Improved Output Power of GaN-based VCSEL with Band-Engineered Electron Blocking Layer

Abstract

The vertical-cavity surface-emitting laser (VCSEL) has unique advantages over the conventional edge-emitting laser and has recently attracted a lot of attention. However, the output power of GaN-based VCSEL is still low due to the large electron leakage caused by the built-in polarization at the heterointerface within the device. In this paper, in order to improve the output power, a new structure of p-type composition-graded Al_xGa_1−xN electron blocking layer (EBL) is proposed in the VCSEL, by replacing the last quantum barrier (LQB) and EBL in the conventional structure. The simulation results show that the proposed EBL in the VCSEL suppresses the leaking electrons remarkably and contributes to a 70.6% increase of the output power, compared with the conventional GaN-based VCSEL.

1. Introduction

Vertical-cavity surface-emitting lasers (VCSELs) exhibit several advantages over edge-emitting lasers (LDs), including high-speed direct modulation, circular mode profile, low threshold current, etc. [1,2,3]. Recently, although GaAs-based VCSELs that emit red or infrared light have been commercialized and applied to various products, it is still hoped that VCSELs will not only cover the red area, but also the blue and green spectrum region, thus constituting the ternary color of light for illumination, display and communication of the next generation [4]. As wide-bandgap materials, the bandgap width of gallium nitride (GaN) and its alloy materials are continuously adjustable from 0.7 eV to 6.2 eV, covering near-red, green, blue, and ultraviolet. They have become the main material for manufacturing short-wavelength light-emitting diodes (LEDs) and LDs. Recently, the GaN-based materials have been applied to VCSELs and achieved important progress [5]. Universities and research institutes such as National Chiao-Tung University [6], Nichia Corporation [7], University of California, Santa Barbara [8], Sony Corporation [1], Xiamen University [9] and Meijo University [10] conducted good work on the designing and manufacturing of blue GaN-based VCSELs. In 2018, Stanley Electric Co., Ltd. demonstrated a GaN-based VCSEL with an output power of 7.6 mW by reducing both the internal loss and the reflectivity of the front cavity mirror [11]. This structure achieved the highest output power of a GaN-based VCSEL ever produced to the best of our knowledge. However, it is still relatively low as a result of ignoring other mechanisms. For example, for InP and other semiconductor-based lasers, lower threshold and higher output power can be achieved by designing the micro-cavities, which may also have good effects in GaN-based VCSELs [12,13,14].
--------------------
• What to work on
1) In the GaN-based VCSEL passage, what percentage increase in output power does the proposed electron blocking layer give over the conventional GaN-based VCSEL?
2) Condense the paragraph of the GaN-based VCSEL passage that begins "The vertical-cavity surface-emitting laser (VCSEL) has unique advantages" into a short bulleted list that keeps its main facts.
3) Rename "last quantum barrier" to "final quantum barrier" in the GaN-based VCSEL passage, and give the text again starting at "Improved Output Power" and ending at "conventional GaN-based VCSEL.".

• Collected data
--------------------
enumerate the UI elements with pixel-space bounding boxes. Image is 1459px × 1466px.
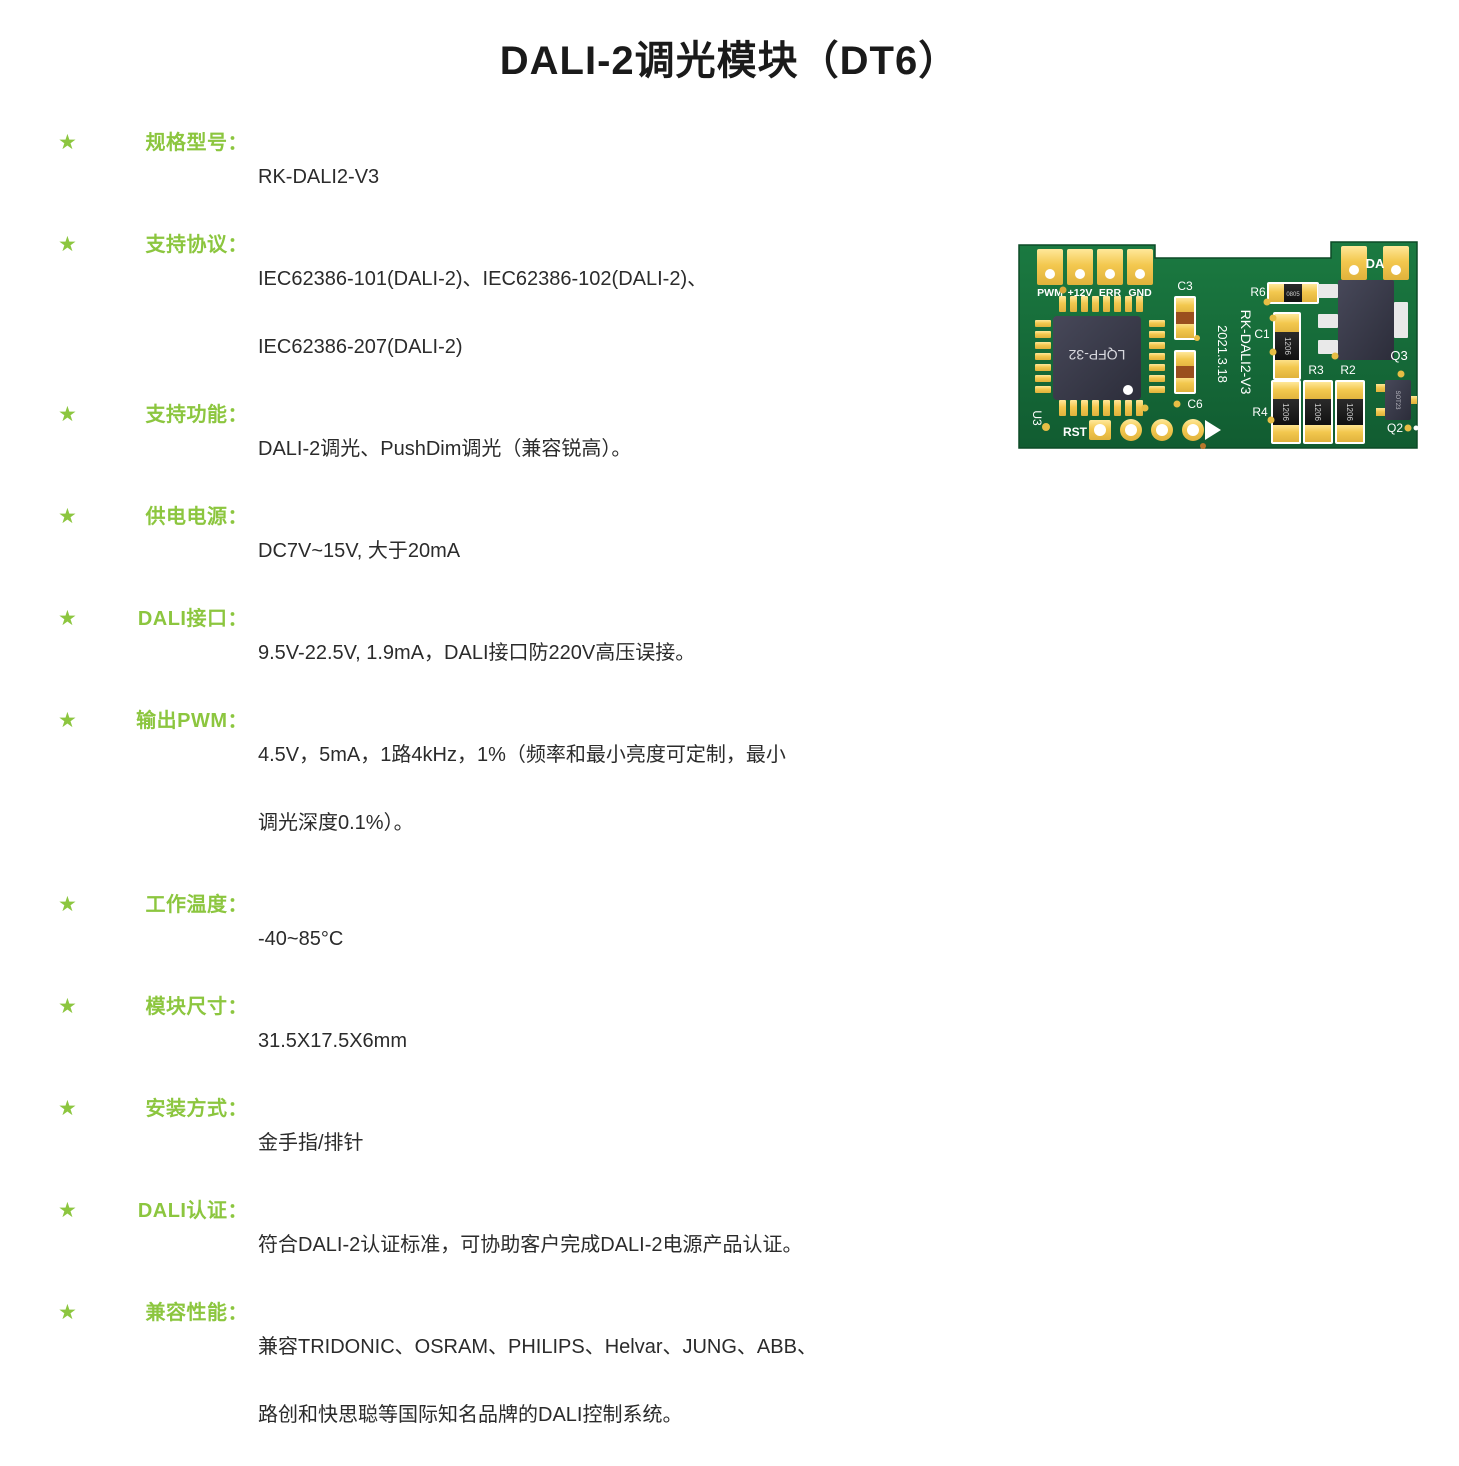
--------------------
• Results in order
1) A 70.6% increase.

2)
- VCSELs have unique advantages over conventional edge-emitting lasers and have drawn much recent attention.
- GaN-based VCSEL output power remains low because built-in polarization at the device's heterointerface causes large electron leakage.
- The paper proposes a p-type composition-graded Al_xGa_1−xN electron blocking layer (EBL) that replaces the last quantum barrier (LQB) and EBL of the conventional structure.
- Simulations show that the new EBL strongly suppresses electron leakage and raises output power by 70.6% compared with the conventional GaN-based VCSEL.

3)
Improved Output Power of GaN-based VCSEL with Band-Engineered Electron Blocking Layer

Abstract

The vertical-cavity surface-emitting laser (VCSEL) has unique advantages over the conventional edge-emitting laser and has recently attracted a lot of attention. However, the output power of GaN-based VCSEL is still low due to the large electron leakage caused by the built-in polarization at the heterointerface within the device. In this paper, in order to improve the output power, a new structure of p-type composition-graded Al_xGa_1−xN electron blocking layer (EBL) is proposed in the VCSEL, by replacing the final quantum barrier (LQB) and EBL in the conventional structure. The simulation results show that the proposed EBL in the VCSEL suppresses the leaking electrons remarkably and contributes to a 70.6% increase of the output power, compared with the conventional GaN-based VCSEL.